_DIRECTION:_ Copy the lines starting at the one containing "data-point <box>1507 598 1523 611</box>" and ending at the one containing "data-point <box>140 602 156 615</box>", without changing a character.

**** SUPPLIED MATERIAL ****

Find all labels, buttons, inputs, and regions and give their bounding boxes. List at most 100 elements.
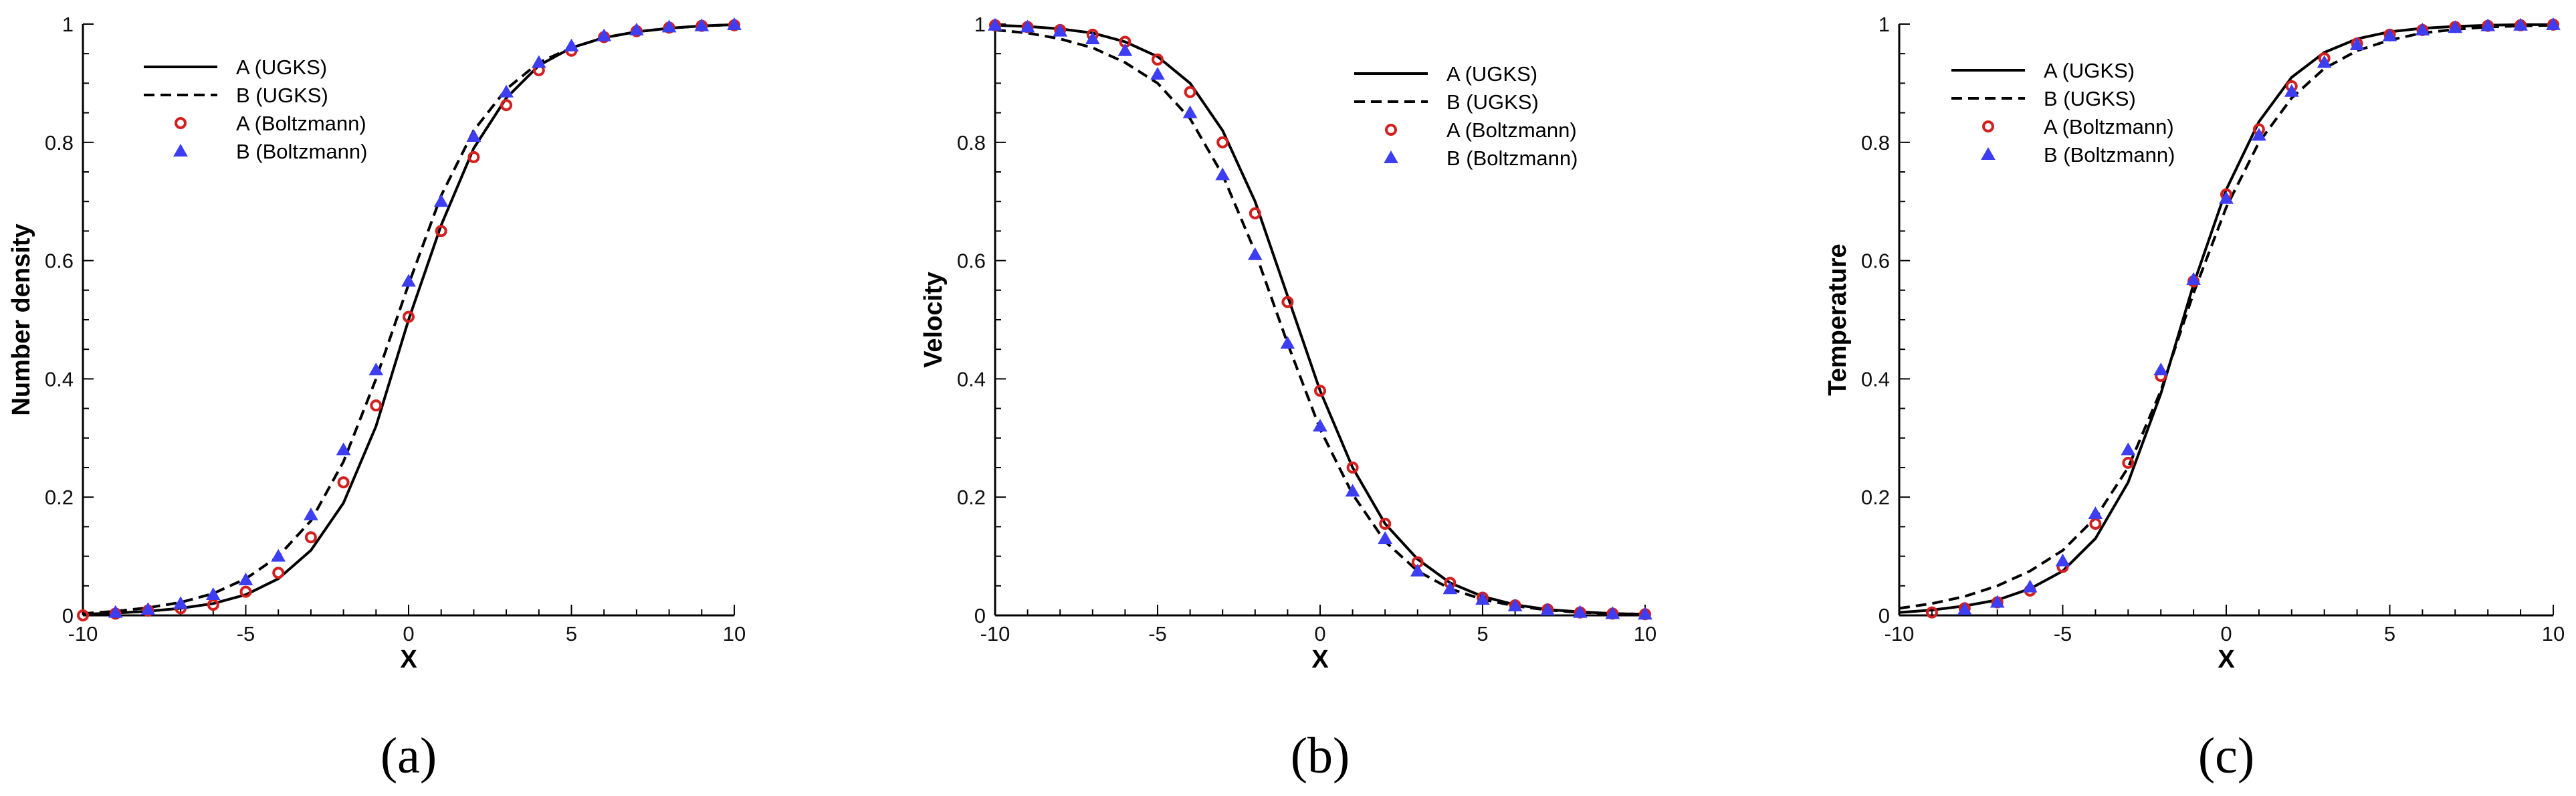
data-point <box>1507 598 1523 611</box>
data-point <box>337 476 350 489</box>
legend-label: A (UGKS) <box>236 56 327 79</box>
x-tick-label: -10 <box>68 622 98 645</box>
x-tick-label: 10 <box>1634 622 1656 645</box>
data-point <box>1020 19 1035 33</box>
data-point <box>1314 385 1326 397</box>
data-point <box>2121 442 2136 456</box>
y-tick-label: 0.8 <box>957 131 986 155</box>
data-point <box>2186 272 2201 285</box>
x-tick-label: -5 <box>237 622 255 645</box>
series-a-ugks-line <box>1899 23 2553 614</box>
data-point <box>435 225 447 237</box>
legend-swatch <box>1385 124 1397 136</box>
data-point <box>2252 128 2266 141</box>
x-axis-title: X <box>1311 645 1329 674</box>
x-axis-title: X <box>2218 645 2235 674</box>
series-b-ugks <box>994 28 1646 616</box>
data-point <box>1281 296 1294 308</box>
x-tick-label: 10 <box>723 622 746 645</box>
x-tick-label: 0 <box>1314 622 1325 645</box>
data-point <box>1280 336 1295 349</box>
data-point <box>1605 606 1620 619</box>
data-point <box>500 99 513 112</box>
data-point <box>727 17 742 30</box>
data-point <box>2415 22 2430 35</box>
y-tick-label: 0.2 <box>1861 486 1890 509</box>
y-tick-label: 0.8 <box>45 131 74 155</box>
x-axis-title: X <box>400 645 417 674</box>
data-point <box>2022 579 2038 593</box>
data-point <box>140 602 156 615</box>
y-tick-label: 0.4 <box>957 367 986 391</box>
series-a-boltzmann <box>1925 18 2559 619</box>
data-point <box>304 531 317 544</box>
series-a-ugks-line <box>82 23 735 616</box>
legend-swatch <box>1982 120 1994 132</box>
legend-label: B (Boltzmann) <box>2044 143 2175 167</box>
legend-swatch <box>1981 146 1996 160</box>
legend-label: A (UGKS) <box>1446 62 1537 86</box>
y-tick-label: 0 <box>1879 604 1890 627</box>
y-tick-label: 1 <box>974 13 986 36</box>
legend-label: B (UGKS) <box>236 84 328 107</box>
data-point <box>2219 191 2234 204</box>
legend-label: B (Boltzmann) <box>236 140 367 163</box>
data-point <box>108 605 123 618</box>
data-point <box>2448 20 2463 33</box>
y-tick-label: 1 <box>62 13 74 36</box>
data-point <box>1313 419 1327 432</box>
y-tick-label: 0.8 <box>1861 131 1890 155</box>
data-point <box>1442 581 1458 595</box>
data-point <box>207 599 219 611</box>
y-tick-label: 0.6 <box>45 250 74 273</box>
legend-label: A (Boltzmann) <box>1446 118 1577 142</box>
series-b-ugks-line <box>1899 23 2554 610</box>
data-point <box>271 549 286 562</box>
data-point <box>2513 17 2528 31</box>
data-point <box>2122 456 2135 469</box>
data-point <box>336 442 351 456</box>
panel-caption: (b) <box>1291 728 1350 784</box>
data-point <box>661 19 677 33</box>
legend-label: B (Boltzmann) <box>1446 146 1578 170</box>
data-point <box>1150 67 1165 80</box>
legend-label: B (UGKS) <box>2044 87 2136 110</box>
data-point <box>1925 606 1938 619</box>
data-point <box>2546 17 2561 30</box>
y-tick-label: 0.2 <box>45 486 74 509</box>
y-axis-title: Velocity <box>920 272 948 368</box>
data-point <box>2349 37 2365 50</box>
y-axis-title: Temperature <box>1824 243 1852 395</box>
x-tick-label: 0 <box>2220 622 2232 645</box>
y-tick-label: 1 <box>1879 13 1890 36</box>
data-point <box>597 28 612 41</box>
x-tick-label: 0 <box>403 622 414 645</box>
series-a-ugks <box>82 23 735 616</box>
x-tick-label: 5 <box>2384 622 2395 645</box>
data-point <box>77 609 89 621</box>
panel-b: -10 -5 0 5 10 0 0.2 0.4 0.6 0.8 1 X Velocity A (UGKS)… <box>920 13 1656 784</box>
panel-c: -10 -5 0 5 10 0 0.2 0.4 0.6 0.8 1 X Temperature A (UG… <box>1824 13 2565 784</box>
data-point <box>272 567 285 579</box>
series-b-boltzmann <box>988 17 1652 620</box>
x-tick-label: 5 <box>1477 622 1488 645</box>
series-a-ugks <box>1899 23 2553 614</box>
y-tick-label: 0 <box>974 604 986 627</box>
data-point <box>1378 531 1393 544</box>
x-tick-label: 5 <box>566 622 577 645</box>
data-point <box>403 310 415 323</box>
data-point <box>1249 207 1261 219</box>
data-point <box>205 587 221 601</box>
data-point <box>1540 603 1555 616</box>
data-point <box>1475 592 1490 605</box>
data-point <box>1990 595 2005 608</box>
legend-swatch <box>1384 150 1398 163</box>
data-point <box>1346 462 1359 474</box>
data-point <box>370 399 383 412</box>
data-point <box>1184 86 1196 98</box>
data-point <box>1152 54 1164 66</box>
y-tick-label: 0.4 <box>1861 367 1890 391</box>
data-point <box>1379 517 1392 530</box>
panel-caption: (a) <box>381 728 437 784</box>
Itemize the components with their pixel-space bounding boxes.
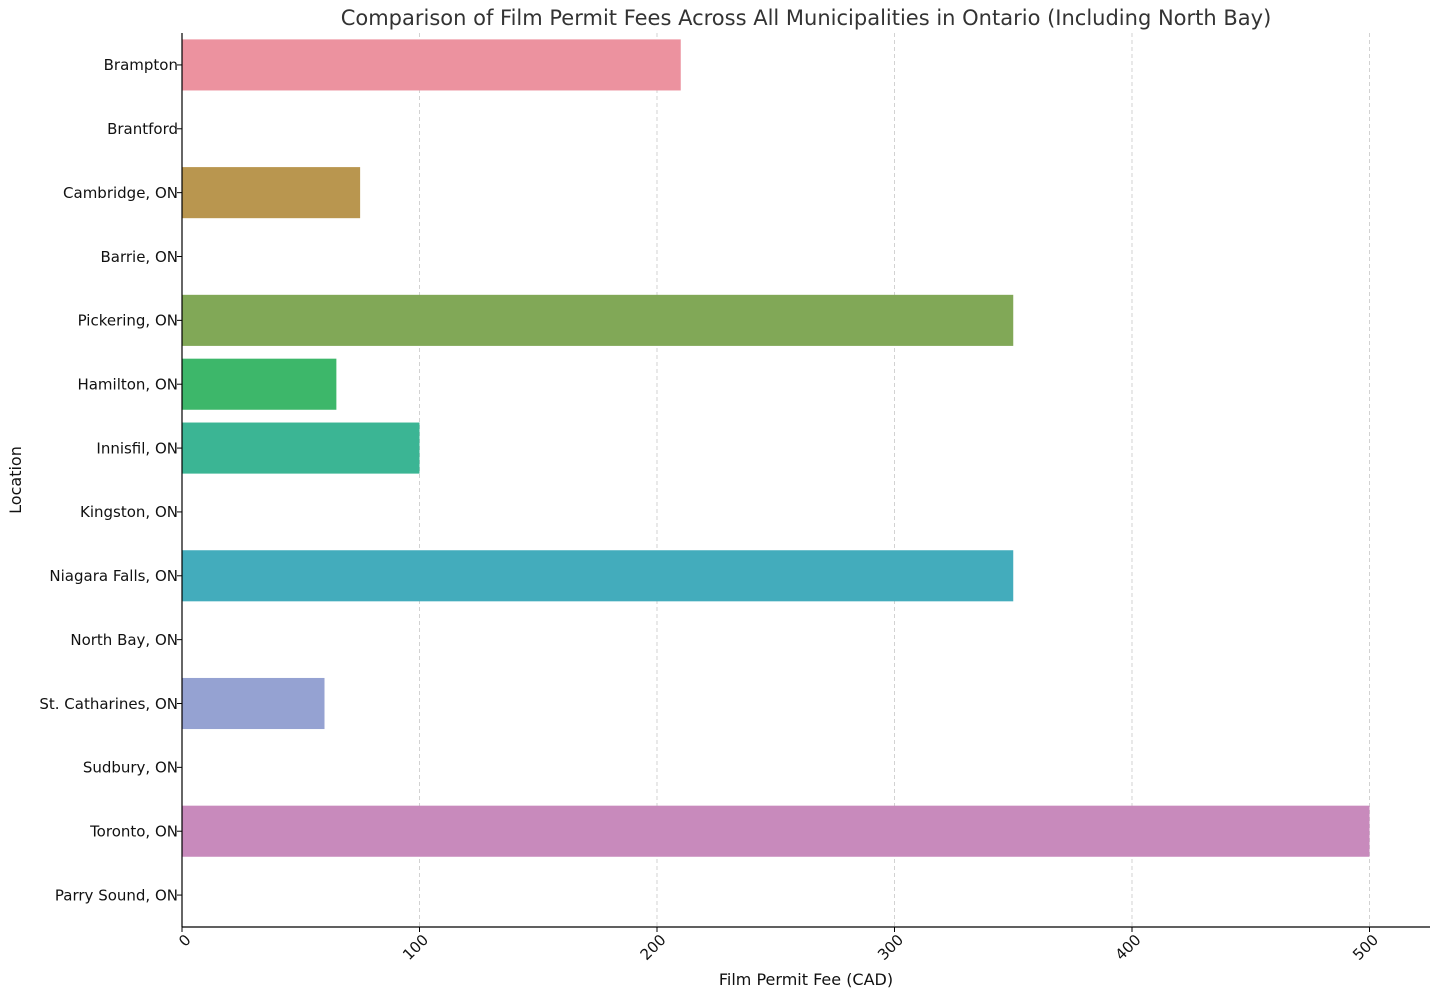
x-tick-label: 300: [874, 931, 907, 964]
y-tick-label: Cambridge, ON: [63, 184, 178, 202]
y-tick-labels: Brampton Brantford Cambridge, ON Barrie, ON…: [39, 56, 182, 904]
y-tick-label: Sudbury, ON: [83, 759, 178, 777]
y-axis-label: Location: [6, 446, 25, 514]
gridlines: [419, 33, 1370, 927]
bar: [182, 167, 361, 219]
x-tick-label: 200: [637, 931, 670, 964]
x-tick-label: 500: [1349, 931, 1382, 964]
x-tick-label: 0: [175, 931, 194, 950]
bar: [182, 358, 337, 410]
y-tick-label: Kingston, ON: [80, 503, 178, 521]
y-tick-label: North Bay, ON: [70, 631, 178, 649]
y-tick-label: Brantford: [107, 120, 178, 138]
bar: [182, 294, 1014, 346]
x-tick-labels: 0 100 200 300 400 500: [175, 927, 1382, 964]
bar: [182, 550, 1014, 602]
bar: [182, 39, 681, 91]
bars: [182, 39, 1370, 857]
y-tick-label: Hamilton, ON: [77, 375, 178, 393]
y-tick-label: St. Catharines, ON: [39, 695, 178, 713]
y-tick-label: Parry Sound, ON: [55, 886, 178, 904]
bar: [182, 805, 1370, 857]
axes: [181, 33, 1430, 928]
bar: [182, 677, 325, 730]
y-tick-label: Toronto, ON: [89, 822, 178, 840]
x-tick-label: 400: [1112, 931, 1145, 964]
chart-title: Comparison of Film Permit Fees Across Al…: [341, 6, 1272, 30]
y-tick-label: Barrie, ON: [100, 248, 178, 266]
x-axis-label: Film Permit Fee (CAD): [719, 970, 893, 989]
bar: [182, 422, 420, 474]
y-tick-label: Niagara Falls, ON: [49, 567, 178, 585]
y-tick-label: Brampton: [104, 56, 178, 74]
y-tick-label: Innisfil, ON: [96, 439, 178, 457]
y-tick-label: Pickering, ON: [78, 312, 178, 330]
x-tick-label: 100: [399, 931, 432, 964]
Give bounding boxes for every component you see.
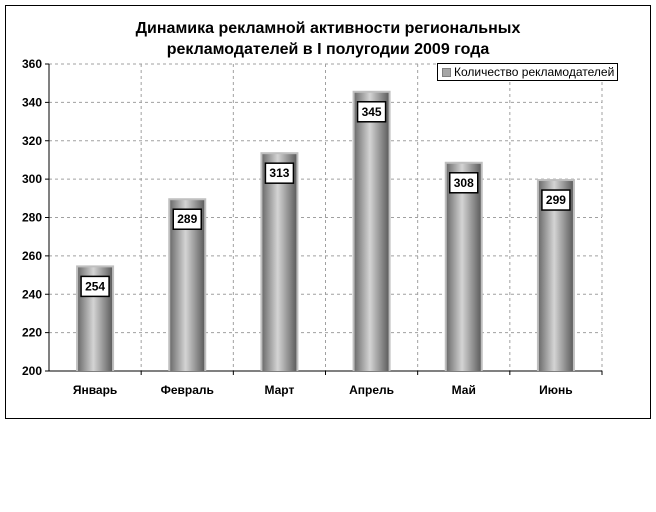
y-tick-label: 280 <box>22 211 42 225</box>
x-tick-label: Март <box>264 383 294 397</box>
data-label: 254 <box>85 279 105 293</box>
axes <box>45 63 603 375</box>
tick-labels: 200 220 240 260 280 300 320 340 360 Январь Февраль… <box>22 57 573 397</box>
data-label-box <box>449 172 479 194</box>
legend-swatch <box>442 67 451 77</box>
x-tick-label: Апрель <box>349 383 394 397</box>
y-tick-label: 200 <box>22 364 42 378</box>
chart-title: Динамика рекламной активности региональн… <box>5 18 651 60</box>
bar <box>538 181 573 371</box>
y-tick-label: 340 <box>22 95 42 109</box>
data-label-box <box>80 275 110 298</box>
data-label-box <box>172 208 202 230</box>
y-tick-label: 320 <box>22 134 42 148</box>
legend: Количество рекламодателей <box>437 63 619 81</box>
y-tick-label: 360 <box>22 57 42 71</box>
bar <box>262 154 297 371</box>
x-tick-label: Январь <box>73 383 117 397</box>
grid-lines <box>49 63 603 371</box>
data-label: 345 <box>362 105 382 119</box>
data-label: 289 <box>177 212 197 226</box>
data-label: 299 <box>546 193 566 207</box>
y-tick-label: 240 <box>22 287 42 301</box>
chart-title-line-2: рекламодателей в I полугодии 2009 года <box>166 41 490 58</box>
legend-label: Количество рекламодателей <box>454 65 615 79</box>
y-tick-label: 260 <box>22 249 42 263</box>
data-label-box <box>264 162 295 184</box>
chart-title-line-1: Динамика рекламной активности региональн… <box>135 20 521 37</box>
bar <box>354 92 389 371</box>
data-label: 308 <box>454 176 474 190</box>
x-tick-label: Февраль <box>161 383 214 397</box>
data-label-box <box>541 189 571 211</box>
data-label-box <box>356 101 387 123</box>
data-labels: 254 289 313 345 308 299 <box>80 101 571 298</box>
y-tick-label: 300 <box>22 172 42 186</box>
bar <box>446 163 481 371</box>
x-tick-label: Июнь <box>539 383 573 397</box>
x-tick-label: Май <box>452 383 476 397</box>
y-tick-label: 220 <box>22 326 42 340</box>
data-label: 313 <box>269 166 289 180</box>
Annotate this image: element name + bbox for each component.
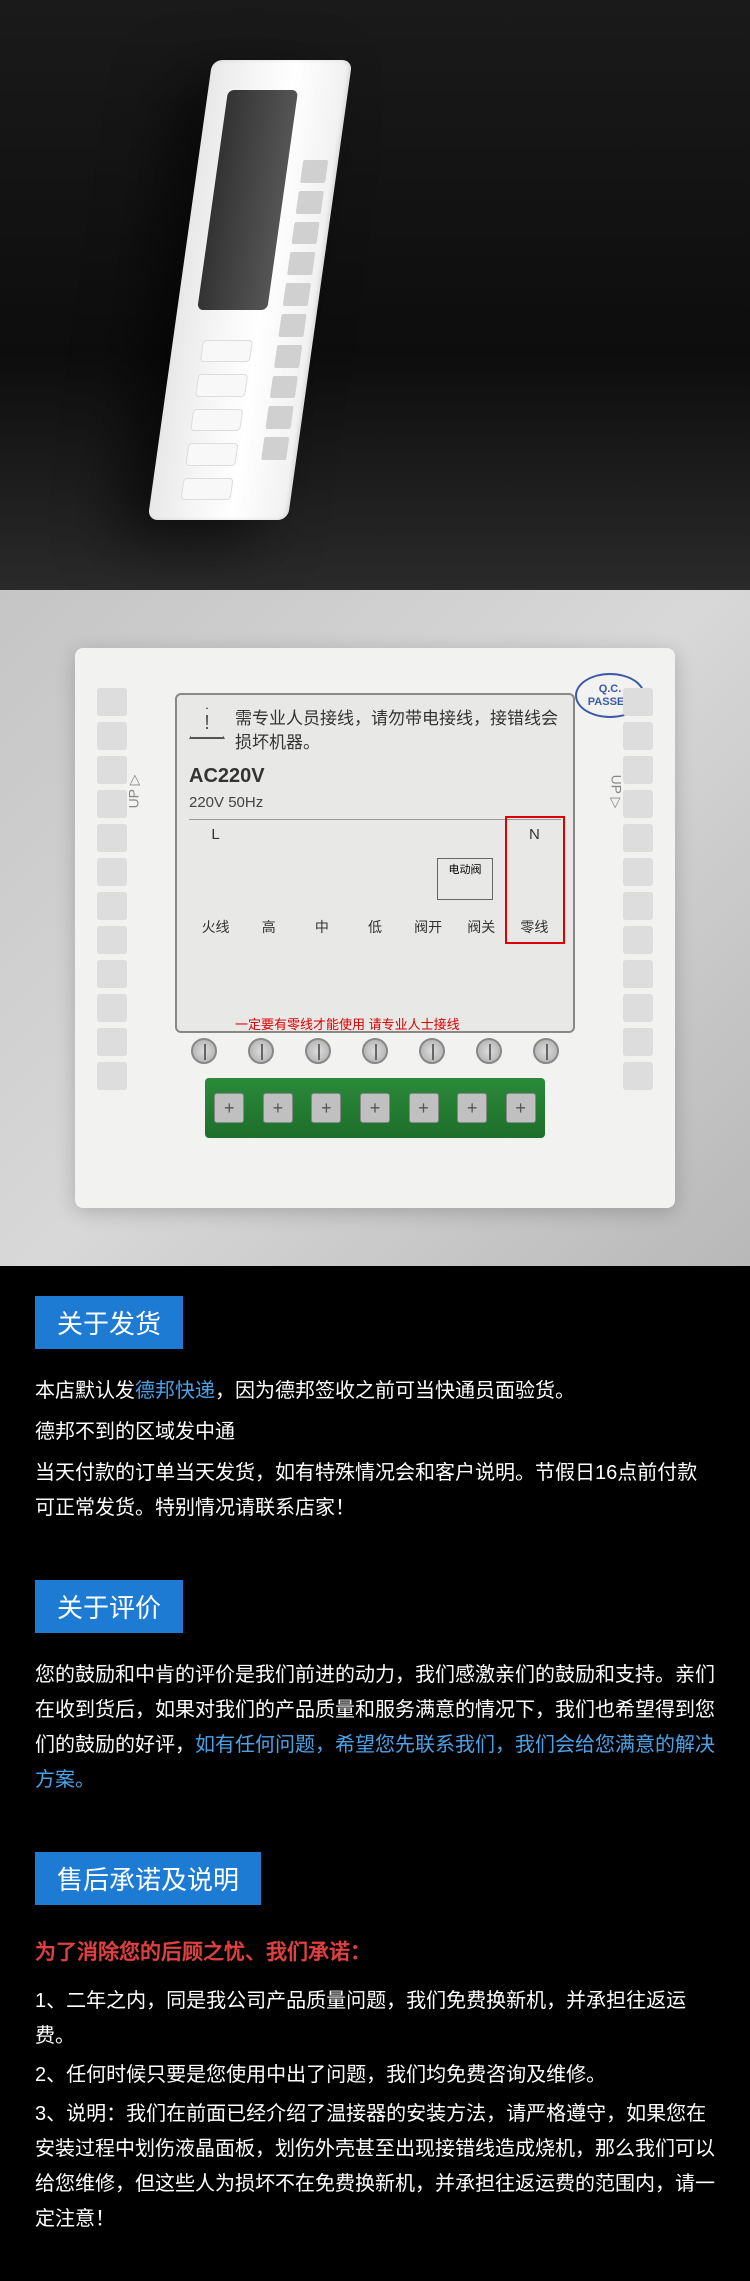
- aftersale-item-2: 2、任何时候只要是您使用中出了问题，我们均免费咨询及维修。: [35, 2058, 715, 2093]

****

_TASK RESULT:_
data-point <box>1507 598 1523 611</box>
data-point <box>337 476 350 489</box>
legend-label: A (UGKS) <box>236 56 327 79</box>
x-tick-label: -10 <box>68 622 98 645</box>
x-tick-label: 10 <box>1634 622 1656 645</box>
data-point <box>1020 19 1035 33</box>
data-point <box>1314 385 1326 397</box>
data-point <box>2121 442 2136 456</box>
y-tick-label: 0.8 <box>957 131 986 155</box>
data-point <box>2186 272 2201 285</box>
x-tick-label: -5 <box>237 622 255 645</box>
series-a-ugks-line <box>1899 23 2553 614</box>
data-point <box>435 225 447 237</box>
legend-swatch <box>1385 124 1397 136</box>
data-point <box>2252 128 2266 141</box>
x-axis-title: X <box>1311 645 1329 674</box>
x-axis-title: X <box>2218 645 2235 674</box>
series-b-ugks <box>994 28 1646 616</box>
data-point <box>1281 296 1294 308</box>
x-tick-label: 10 <box>723 622 746 645</box>
x-tick-label: 0 <box>1314 622 1325 645</box>
data-point <box>1280 336 1295 349</box>
data-point <box>1605 606 1620 619</box>
data-point <box>500 99 513 112</box>
data-point <box>727 17 742 30</box>
data-point <box>2415 22 2430 35</box>
y-tick-label: 0.2 <box>1861 486 1890 509</box>
y-tick-label: 0.8 <box>45 131 74 155</box>
x-axis-title: X <box>400 645 417 674</box>
data-point <box>2022 579 2038 593</box>
data-point <box>140 602 156 615</box>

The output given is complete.